- **Entries shown**:

╭──

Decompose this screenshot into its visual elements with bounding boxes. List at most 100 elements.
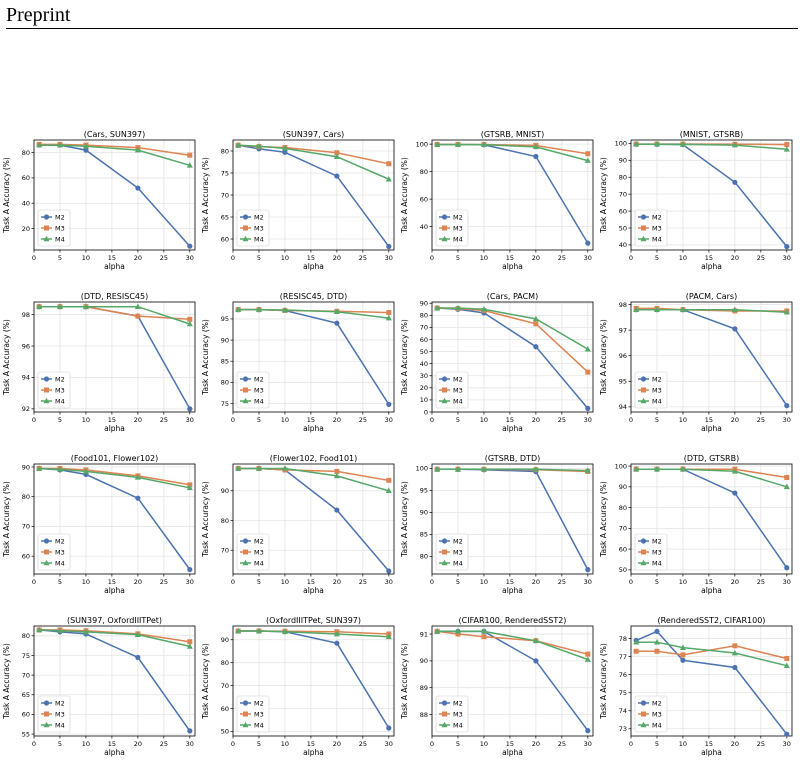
legend-label: M4 [55,235,65,243]
y-axis-label: Task A Accuracy (%) [400,643,409,720]
x-tick-label: 25 [757,416,765,424]
chart-title: (DTD, RESISC45) [81,292,148,301]
x-tick-label: 5 [58,254,62,262]
plot-frame [33,139,196,251]
y-tick-label: 98 [619,301,627,309]
legend-marker [242,397,249,404]
data-point-m4 [532,143,539,150]
y-tick-label: 70 [420,324,428,332]
legend-marker [242,214,249,220]
y-tick-label: 30 [420,372,428,380]
legend-label: M4 [254,721,264,729]
x-tick-label: 30 [783,416,791,424]
chart-panel: (PACM, Cars) 0 5 10 15 20 25 30 94 95 96 97 98 alpha T… [597,290,796,440]
x-tick-label: 10 [480,578,488,586]
y-tick-label: 80 [22,632,30,640]
x-tick-label: 5 [257,578,261,586]
data-point-m4 [731,468,738,474]
legend-label: M4 [652,235,662,243]
data-point-m4 [134,474,141,480]
data-point-m4 [653,465,660,472]
data-point-m4 [783,309,790,315]
y-tick-label: 80 [22,149,30,157]
y-tick-label: 80 [420,312,428,320]
data-point-m3 [680,652,686,658]
x-tick-label: 15 [705,578,713,586]
data-point-m2 [187,566,193,573]
legend-label: M3 [652,386,662,394]
y-tick-label: 88 [420,711,428,719]
x-axis-label: alpha [104,424,125,433]
x-tick-label: 20 [333,740,341,748]
x-tick-label: 15 [705,416,713,424]
series-line-m3 [437,307,589,373]
x-tick-label: 20 [333,254,341,262]
x-tick-label: 30 [584,578,592,586]
y-tick-label: 60 [420,195,428,203]
x-tick-label: 10 [480,416,488,424]
x-tick-label: 30 [584,254,592,262]
legend-label: M3 [453,548,463,556]
data-point-m2 [533,153,539,160]
legend-marker [442,711,447,717]
legend-label: M2 [453,537,463,545]
data-point-m4 [281,628,288,635]
data-point-m2 [334,320,340,326]
y-tick-label: 40 [619,241,627,249]
y-tick-label: 91 [420,630,428,638]
data-point-m4 [333,472,340,479]
data-point-m3 [386,477,392,483]
data-point-m3 [334,468,340,474]
y-tick-label: 100 [416,140,428,148]
chart-panel: (Food101, Flower102) 0 5 10 15 20 25 30 60 70 80 90… [0,452,199,602]
x-tick-label: 5 [456,740,460,748]
y-axis-label: Task A Accuracy (%) [2,481,11,558]
x-axis-label: alpha [303,262,324,271]
data-point-m2 [784,403,790,409]
y-tick-label: 70 [619,190,627,198]
data-point-m4 [584,345,591,352]
x-axis-label: alpha [104,262,125,271]
data-point-m2 [135,495,141,501]
y-tick-label: 80 [420,168,428,176]
data-point-m4 [584,467,591,473]
x-tick-label: 0 [32,416,36,424]
line-chart: (GTSRB, DTD) 0 5 10 15 20 25 30 80 85 90 95 100 alpha… [400,454,594,595]
x-tick-label: 10 [82,416,90,424]
legend-marker [640,559,647,566]
y-tick-label: 55 [22,730,30,738]
y-tick-label: 10 [420,396,428,404]
x-axis-label: alpha [502,424,523,433]
chart-panel: (DTD, GTSRB) 0 5 10 15 20 25 30 50 60 70 80 90 100 alp… [597,452,796,602]
y-tick-label: 85 [420,531,428,539]
data-point-m3 [585,151,591,157]
data-point-m4 [56,627,63,634]
series-line-m4 [437,307,589,350]
y-tick-label: 73 [619,725,627,733]
data-point-m2 [585,240,591,246]
line-chart: (MNIST, GTSRB) 0 5 10 15 20 25 30 40 50 60 70 80 90 10… [599,130,793,271]
y-tick-label: 40 [22,200,30,208]
plot-frame [232,625,395,737]
data-point-m4 [653,639,660,645]
data-point-m3 [386,310,392,316]
data-point-m4 [82,303,89,310]
legend-marker [640,721,647,728]
x-tick-label: 10 [281,578,289,586]
x-tick-label: 0 [32,740,36,748]
y-tick-label: 50 [619,224,627,232]
x-axis-label: alpha [104,748,125,757]
y-tick-label: 77 [619,653,627,661]
legend-label: M4 [55,721,65,729]
y-axis-label: Task A Accuracy (%) [599,319,608,396]
y-axis-label: Task A Accuracy (%) [599,481,608,558]
data-point-m2 [187,243,193,249]
data-point-m4 [333,308,340,315]
x-tick-label: 15 [307,416,315,424]
legend-marker [441,538,448,544]
x-axis-label: alpha [701,424,722,433]
y-tick-label: 65 [221,213,229,221]
x-tick-label: 0 [32,254,36,262]
chart-title: (DTD, GTSRB) [684,454,739,463]
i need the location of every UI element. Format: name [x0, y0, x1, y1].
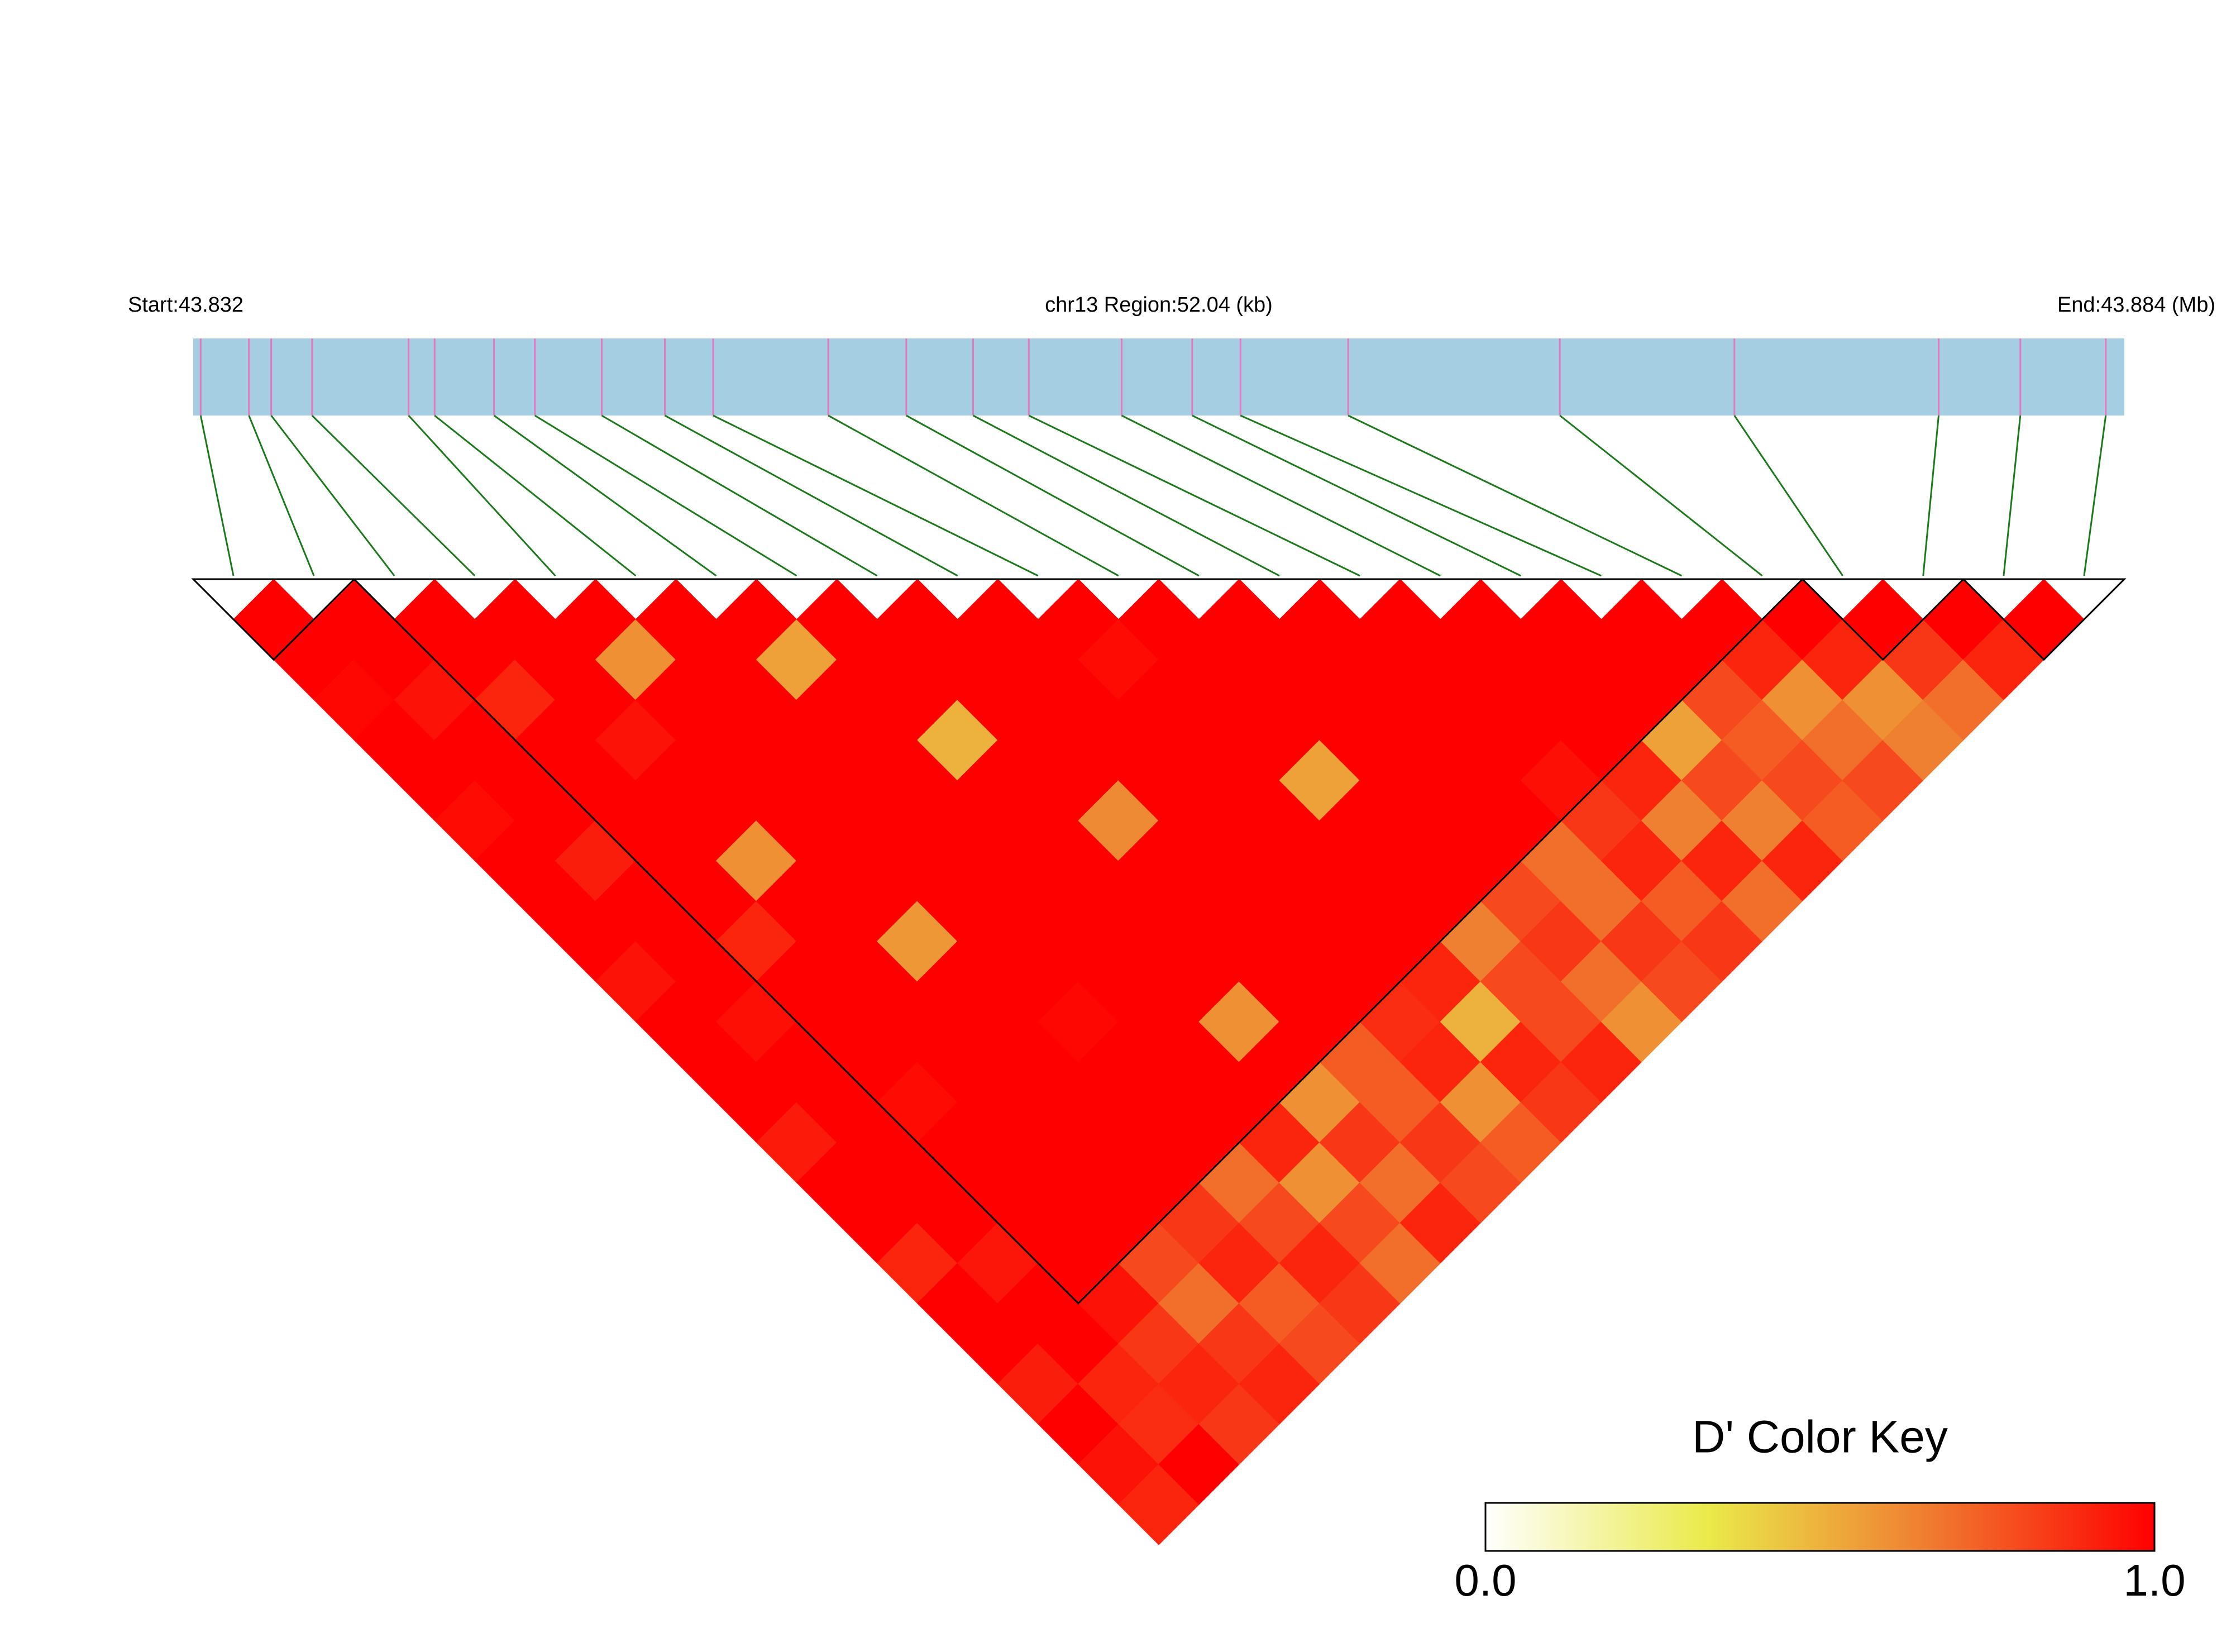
snp-connector: [493, 414, 717, 577]
snp-connector: [1922, 415, 1939, 576]
snp-connector: [311, 414, 476, 577]
snp-connector: [713, 414, 1039, 577]
snp-connector: [2003, 415, 2022, 576]
color-key-title: D' Color Key: [1692, 1412, 1948, 1463]
end-label: End:43.884 (Mb): [2057, 293, 2215, 317]
color-key-label: 1.0: [2123, 1555, 2185, 1605]
snp-connector: [1028, 414, 1360, 577]
snp-connector: [408, 414, 556, 577]
snp-connector: [434, 414, 637, 577]
snp-connector: [199, 415, 235, 576]
snp-connector: [828, 414, 1119, 577]
snp-connector: [664, 414, 958, 577]
snp-connector: [2083, 415, 2107, 576]
snp-connector: [1192, 414, 1522, 577]
snp-connector: [601, 414, 878, 577]
color-key-bar: [1484, 1502, 2156, 1552]
position-bar: [193, 338, 2124, 416]
snp-connector: [534, 414, 797, 577]
snp-connector: [248, 415, 315, 576]
snp-connector: [270, 415, 395, 576]
snp-connector: [1559, 414, 1763, 577]
ld-block: [1961, 578, 2127, 661]
snp-connector: [906, 414, 1200, 577]
snp-connector: [1240, 414, 1602, 577]
snp-connector: [1121, 414, 1441, 577]
snp-connector: [1733, 415, 1843, 576]
snp-connector: [972, 414, 1280, 577]
ld-block: [352, 578, 1805, 1305]
start-label: Start:43.832: [128, 293, 243, 317]
ld-block: [191, 578, 356, 661]
color-key-label: 0.0: [1454, 1555, 1516, 1605]
snp-connector: [1348, 414, 1683, 577]
region-label: chr13 Region:52.04 (kb): [1045, 293, 1273, 317]
ld-block: [1800, 578, 1966, 661]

╰──

- **What needs to be done**: Write out every line of the listing above without changes, and leave the pictures out.

- **Response below**:
Decompose this screenshot into its visual elements with bounding boxes. List at most 100 elements.
legend-label: M4 [55,235,65,243]
y-axis-label: Task A Accuracy (%) [400,643,409,720]
x-tick-label: 25 [757,416,765,424]
chart-title: (DTD, RESISC45) [81,292,148,301]
x-tick-label: 5 [58,254,62,262]
plot-frame [33,139,196,251]
y-tick-label: 98 [619,301,627,309]
legend-marker [242,397,249,404]
data-point-m4 [532,143,539,150]
y-tick-label: 70 [420,324,428,332]
legend-marker [242,214,249,220]
y-tick-label: 30 [420,372,428,380]
legend-label: M4 [254,721,264,729]
x-tick-label: 30 [783,416,791,424]
chart-panel: (PACM, Cars) 0 5 10 15 20 25 30 94 95 96 97 98 alpha T… [597,290,796,440]
x-tick-label: 10 [480,578,488,586]
y-tick-label: 80 [22,632,30,640]
x-tick-label: 5 [257,578,261,586]
data-point-m4 [731,468,738,474]
legend-label: M4 [652,235,662,243]
data-point-m4 [134,474,141,480]
data-point-m4 [653,465,660,472]
data-point-m4 [783,309,790,315]
y-tick-label: 80 [22,149,30,157]
y-tick-label: 80 [420,312,428,320]
data-point-m3 [680,652,686,658]
x-tick-label: 15 [705,578,713,586]
data-point-m2 [187,566,193,573]
legend-label: M3 [652,386,662,394]
y-tick-label: 88 [420,711,428,719]
x-axis-label: alpha [104,424,125,433]
x-tick-label: 20 [333,740,341,748]
x-tick-label: 15 [705,416,713,424]
series-line-m3 [437,307,589,373]
x-tick-label: 20 [333,254,341,262]
x-tick-label: 30 [584,578,592,586]
y-tick-label: 60 [420,195,428,203]
x-tick-label: 10 [480,416,488,424]
x-tick-label: 30 [584,254,592,262]
legend-label: M3 [453,548,463,556]
data-point-m2 [533,153,539,160]
legend-marker [442,711,447,717]
legend-label: M2 [453,537,463,545]
data-point-m4 [281,628,288,635]
data-point-m2 [334,320,340,326]
y-tick-label: 40 [619,241,627,249]
y-tick-label: 91 [420,630,428,638]
data-point-m4 [333,472,340,479]
data-point-m3 [386,477,392,483]
data-point-m3 [334,468,340,474]
y-tick-label: 100 [416,140,428,148]
chart-panel: (Food101, Flower102) 0 5 10 15 20 25 30 60 70 80 90… [0,452,199,602]
x-tick-label: 5 [456,740,460,748]
y-axis-label: Task A Accuracy (%) [2,481,11,558]
x-axis-label: alpha [303,262,324,271]
data-point-m2 [784,403,790,409]
y-tick-label: 70 [619,190,627,198]
data-point-m4 [584,345,591,352]
x-axis-label: alpha [104,262,125,271]
data-point-m2 [135,495,141,501]
y-tick-label: 80 [420,168,428,176]
data-point-m4 [584,467,591,473]
x-tick-label: 0 [32,416,36,424]
line-chart: (GTSRB, DTD) 0 5 10 15 20 25 30 80 85 90 95 100 alpha… [400,454,594,595]
x-tick-label: 10 [82,416,90,424]
legend-marker [640,559,647,566]
y-tick-label: 55 [22,730,30,738]
y-tick-label: 10 [420,396,428,404]
x-axis-label: alpha [502,424,523,433]
chart-panel: (DTD, GTSRB) 0 5 10 15 20 25 30 50 60 70 80 90 100 alp… [597,452,796,602]
y-tick-label: 85 [420,531,428,539]
data-point-m3 [585,151,591,157]
data-point-m4 [56,627,63,634]
series-line-m4 [437,307,589,350]
y-tick-label: 73 [619,725,627,733]
data-point-m2 [585,240,591,246]
line-chart: (MNIST, GTSRB) 0 5 10 15 20 25 30 40 50 60 70 80 90 10… [599,130,793,271]
y-tick-label: 40 [22,200,30,208]
plot-frame [232,625,395,737]
data-point-m4 [653,639,660,645]
data-point-m3 [386,310,392,316]
data-point-m4 [82,303,89,310]
legend-marker [640,721,647,728]
x-tick-label: 10 [281,578,289,586]
x-tick-label: 0 [32,740,36,748]
y-tick-label: 50 [619,224,627,232]
x-axis-label: alpha [104,748,125,757]
y-tick-label: 77 [619,653,627,661]
legend-label: M4 [55,721,65,729]
y-axis-label: Task A Accuracy (%) [599,319,608,396]
y-axis-label: Task A Accuracy (%) [599,481,608,558]
data-point-m2 [187,243,193,249]
data-point-m4 [333,308,340,315]
x-tick-label: 15 [307,416,315,424]
legend-marker [441,538,448,544]
x-axis-label: alpha [701,424,722,433]
y-tick-label: 65 [221,213,229,221]
x-tick-label: 0 [32,254,36,262]
chart-title: (DTD, GTSRB) [684,454,739,463]
i need the location of every UI element. Format: name [x0, y0, x1, y1].
snp-connector: [493, 414, 717, 577]
snp-connector: [1922, 415, 1939, 576]
snp-connector: [311, 414, 476, 577]
snp-connector: [713, 414, 1039, 577]
snp-connector: [2003, 415, 2022, 576]
color-key-title: D' Color Key: [1692, 1412, 1948, 1463]
end-label: End:43.884 (Mb): [2057, 293, 2215, 317]
color-key-label: 1.0: [2123, 1555, 2185, 1605]
snp-connector: [1028, 414, 1360, 577]
snp-connector: [408, 414, 556, 577]
snp-connector: [434, 414, 637, 577]
snp-connector: [199, 415, 235, 576]
snp-connector: [828, 414, 1119, 577]
snp-connector: [664, 414, 958, 577]
snp-connector: [2083, 415, 2107, 576]
snp-connector: [1192, 414, 1522, 577]
snp-connector: [601, 414, 878, 577]
color-key-bar: [1484, 1502, 2156, 1552]
position-bar: [193, 338, 2124, 416]
snp-connector: [534, 414, 797, 577]
snp-connector: [248, 415, 315, 576]
snp-connector: [270, 415, 395, 576]
snp-connector: [1559, 414, 1763, 577]
ld-block: [1961, 578, 2127, 661]
snp-connector: [906, 414, 1200, 577]
snp-connector: [1240, 414, 1602, 577]
snp-connector: [1121, 414, 1441, 577]
snp-connector: [1733, 415, 1843, 576]
snp-connector: [972, 414, 1280, 577]
ld-block: [352, 578, 1805, 1305]
start-label: Start:43.832: [128, 293, 243, 317]
ld-block: [191, 578, 356, 661]
color-key-label: 0.0: [1454, 1555, 1516, 1605]
snp-connector: [1348, 414, 1683, 577]
region-label: chr13 Region:52.04 (kb): [1045, 293, 1273, 317]
ld-block: [1800, 578, 1966, 661]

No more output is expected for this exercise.